> REQUIRED TASK:
Identify the lines that contain the word "address" and copy each one.

━━ SUPPLIED ENTRIES ━━

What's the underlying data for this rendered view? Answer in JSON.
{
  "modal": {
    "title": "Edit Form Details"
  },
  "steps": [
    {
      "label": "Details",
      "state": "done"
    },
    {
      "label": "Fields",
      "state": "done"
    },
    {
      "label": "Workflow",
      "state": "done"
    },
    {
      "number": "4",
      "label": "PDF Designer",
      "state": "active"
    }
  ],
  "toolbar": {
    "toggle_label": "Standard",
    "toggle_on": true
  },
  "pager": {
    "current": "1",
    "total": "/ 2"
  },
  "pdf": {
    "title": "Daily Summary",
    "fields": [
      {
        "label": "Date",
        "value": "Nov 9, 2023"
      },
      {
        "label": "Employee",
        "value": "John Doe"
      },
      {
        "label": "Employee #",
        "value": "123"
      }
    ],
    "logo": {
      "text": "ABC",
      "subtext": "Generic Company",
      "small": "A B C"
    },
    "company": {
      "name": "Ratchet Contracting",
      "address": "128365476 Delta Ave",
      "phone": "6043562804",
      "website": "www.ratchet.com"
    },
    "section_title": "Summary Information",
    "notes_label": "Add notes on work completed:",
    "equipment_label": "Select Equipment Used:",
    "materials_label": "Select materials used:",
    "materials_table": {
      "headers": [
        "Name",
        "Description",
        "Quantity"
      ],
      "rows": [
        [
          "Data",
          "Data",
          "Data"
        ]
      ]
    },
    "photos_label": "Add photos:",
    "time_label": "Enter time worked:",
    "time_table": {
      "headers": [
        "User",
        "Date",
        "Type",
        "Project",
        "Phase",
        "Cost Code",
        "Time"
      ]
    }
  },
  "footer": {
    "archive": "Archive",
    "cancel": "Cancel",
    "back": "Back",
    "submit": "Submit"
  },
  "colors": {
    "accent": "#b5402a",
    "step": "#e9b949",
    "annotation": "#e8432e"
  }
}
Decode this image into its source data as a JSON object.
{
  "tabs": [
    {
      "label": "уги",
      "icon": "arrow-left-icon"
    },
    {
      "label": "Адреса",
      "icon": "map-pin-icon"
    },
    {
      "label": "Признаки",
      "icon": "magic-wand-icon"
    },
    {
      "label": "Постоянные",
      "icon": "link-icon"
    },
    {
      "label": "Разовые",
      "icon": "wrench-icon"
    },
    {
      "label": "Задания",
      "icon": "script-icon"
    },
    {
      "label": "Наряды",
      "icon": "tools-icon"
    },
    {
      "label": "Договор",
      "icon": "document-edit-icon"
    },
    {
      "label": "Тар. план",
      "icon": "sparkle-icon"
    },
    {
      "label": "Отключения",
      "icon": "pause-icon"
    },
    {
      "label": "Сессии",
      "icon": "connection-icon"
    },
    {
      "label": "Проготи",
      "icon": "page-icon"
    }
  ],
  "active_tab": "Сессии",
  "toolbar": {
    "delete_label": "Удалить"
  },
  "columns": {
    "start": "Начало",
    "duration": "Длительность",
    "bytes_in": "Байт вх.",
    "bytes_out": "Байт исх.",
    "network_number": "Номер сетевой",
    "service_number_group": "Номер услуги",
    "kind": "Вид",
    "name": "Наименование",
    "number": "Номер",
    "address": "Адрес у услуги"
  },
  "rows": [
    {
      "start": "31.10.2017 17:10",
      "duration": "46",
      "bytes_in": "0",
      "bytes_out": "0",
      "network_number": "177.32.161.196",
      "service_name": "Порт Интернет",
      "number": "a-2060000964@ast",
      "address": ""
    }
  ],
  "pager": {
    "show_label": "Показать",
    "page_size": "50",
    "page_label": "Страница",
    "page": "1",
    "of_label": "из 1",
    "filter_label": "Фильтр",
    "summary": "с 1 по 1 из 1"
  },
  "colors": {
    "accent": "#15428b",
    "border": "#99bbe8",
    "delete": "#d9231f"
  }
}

━━━
━━ SUPPLIED ENTRIES ━━

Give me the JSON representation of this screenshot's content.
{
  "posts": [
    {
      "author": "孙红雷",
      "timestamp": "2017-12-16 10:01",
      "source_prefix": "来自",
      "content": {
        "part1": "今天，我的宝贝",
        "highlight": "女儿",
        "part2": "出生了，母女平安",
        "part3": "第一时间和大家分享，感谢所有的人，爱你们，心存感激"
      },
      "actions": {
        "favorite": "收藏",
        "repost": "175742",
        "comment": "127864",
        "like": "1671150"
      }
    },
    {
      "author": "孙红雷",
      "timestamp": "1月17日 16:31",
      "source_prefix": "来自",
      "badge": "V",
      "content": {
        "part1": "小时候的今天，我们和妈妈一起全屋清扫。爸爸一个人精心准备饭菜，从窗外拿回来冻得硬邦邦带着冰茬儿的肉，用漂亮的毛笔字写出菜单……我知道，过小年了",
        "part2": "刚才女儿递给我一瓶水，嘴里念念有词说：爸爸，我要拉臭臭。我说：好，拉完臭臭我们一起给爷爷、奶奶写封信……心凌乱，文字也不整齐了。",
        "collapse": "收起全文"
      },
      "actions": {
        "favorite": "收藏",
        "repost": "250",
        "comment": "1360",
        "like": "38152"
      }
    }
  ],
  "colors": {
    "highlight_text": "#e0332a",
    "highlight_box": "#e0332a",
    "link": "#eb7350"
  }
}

━━━

> COMPLETE OUTPUT:
      "address": "128365476 Delta Ave",
    "address": "Адрес у услуги"
      "address": ""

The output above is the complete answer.